Ayurveda: Traditionell ist nicht immer gleich authentisch

Kräuteröle – einfach oder komplex

Öle und Wurzeln

Eine wirklich authentische Ayurveda-Behandlung ist in Einrichtungen mit vielen Patienten praktisch kaum durchführbar. Das wird z.B. anhand der hochwertigen Kräuteröle klar, wie sie bei uns verwendet werden: Nach traditionellen Rezepturen von guten Herstellern zubereitet, oft aus 30 – 40 verschiedenen Kräutern, Rinden, Wurzeln und anderen natürlichen Rohstoffen. Dem entsprechend sind diese Öle auch für indische Verhältnisse recht teuer.

In großen Einrichtungen werden dagegen häufig nur einfache Öle mit fünf bis sechs verschiedenen Zutaten verwendet – wobei dieses Öl dennoch genauso heißen kann wie das aus vielerlei Zutaten. Eine staatliche Kontrolle der Rezepturen gibt es in Indien nicht. Für Massagen kommen sogar oft ganz einfache Öle zur Anwendung, manchmal nur das billige Neemöl ohne irgendwelche Kräuterzusätze.

## Bereitgestelltes Material
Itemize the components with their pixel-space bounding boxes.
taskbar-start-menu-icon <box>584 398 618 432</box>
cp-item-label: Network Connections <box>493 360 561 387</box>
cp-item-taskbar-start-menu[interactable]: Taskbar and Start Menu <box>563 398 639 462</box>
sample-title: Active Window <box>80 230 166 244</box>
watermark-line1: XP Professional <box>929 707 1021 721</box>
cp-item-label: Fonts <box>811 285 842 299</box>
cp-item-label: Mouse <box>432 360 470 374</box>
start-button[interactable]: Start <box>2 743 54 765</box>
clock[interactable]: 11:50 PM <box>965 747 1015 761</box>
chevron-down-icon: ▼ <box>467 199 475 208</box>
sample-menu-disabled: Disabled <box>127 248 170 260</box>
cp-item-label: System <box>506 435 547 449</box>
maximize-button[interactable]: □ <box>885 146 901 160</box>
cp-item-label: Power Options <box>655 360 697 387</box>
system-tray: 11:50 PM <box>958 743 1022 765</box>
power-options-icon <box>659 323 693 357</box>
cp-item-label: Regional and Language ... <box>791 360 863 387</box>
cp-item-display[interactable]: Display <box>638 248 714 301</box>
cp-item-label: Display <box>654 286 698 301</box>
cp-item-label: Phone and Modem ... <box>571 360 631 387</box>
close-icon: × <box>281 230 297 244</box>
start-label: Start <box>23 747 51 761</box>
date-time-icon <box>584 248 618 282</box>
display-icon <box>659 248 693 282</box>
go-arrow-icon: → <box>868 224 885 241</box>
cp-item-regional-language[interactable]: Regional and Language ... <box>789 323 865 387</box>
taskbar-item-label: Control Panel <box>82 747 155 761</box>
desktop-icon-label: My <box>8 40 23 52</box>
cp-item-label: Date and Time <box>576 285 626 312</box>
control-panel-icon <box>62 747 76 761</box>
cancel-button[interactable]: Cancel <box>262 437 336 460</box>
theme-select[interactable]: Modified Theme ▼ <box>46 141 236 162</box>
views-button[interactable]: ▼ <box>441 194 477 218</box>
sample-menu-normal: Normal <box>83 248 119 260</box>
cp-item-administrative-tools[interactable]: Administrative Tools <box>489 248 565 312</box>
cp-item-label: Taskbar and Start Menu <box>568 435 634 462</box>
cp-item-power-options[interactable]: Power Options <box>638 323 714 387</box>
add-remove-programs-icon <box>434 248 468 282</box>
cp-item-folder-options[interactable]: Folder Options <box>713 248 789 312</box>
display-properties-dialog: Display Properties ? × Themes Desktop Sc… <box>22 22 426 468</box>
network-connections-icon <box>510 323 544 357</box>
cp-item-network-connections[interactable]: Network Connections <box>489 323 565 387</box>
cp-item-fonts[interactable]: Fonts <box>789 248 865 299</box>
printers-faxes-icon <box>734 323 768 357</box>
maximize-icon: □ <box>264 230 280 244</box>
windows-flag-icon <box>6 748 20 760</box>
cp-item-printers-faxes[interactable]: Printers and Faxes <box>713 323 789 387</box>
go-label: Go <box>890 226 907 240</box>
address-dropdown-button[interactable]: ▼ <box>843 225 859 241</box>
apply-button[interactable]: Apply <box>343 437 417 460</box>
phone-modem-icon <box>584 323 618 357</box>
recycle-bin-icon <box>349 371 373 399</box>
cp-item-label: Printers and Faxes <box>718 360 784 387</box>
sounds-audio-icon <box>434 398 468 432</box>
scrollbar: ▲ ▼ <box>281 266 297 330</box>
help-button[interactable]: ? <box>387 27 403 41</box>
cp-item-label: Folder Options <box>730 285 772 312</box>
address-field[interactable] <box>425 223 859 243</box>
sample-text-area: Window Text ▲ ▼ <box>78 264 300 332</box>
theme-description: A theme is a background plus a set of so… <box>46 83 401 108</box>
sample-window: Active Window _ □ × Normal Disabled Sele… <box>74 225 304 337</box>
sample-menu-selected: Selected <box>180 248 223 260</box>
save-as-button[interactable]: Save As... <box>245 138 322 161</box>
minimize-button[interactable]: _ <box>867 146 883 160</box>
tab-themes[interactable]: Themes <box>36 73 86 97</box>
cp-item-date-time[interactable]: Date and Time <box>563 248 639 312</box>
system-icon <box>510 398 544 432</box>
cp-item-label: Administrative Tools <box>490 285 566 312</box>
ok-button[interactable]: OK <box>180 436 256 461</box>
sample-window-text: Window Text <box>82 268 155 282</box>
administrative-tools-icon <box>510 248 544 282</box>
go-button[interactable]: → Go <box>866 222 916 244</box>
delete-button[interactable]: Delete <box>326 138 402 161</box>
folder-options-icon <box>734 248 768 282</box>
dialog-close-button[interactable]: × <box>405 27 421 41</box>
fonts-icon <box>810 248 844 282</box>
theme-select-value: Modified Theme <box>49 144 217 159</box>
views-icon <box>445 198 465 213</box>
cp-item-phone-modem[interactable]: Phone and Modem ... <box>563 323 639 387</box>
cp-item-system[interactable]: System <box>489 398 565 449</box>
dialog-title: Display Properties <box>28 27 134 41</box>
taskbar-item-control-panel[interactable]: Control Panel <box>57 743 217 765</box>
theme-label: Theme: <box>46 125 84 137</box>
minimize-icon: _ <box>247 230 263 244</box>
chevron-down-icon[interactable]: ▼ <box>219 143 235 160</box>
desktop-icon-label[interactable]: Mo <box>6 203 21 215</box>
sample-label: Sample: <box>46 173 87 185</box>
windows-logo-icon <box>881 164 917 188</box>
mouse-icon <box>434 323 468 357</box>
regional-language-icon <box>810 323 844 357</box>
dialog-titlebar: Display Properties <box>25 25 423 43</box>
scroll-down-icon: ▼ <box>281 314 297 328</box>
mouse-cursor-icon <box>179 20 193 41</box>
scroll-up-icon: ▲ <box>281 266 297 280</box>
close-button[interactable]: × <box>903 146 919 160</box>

## Aufgabe 1
Aus wie vielen verschiedenen Zutaten bestehen laut dem Textauszug die einfachen Öle, die in großen Einrichtungen häufig verwendet werden?
## Aufgabe 2
Wiederholen Sie aus dem Textauszug wortgetreu die Stelle, die mit „Ayurveda: Traditionell ist“ beginnt und mit „Verhältnisse recht teuer.“ endet.

## Antwort 1
Aus fünf bis sechs verschiedenen Zutaten.

## Antwort 2
Ayurveda: Traditionell ist nicht immer gleich authentisch

Kräuteröle – einfach oder komplex

Öle und Wurzeln

Eine wirklich authentische Ayurveda-Behandlung ist in Einrichtungen mit vielen Patienten praktisch kaum durchführbar. Das wird z.B. anhand der hochwertigen Kräuteröle klar, wie sie bei uns verwendet werden: Nach traditionellen Rezepturen von guten Herstellern zubereitet, oft aus 30 – 40 verschiedenen Kräutern, Rinden, Wurzeln und anderen natürlichen Rohstoffen. Dem entsprechend sind diese Öle auch für indische Verhältnisse recht teuer.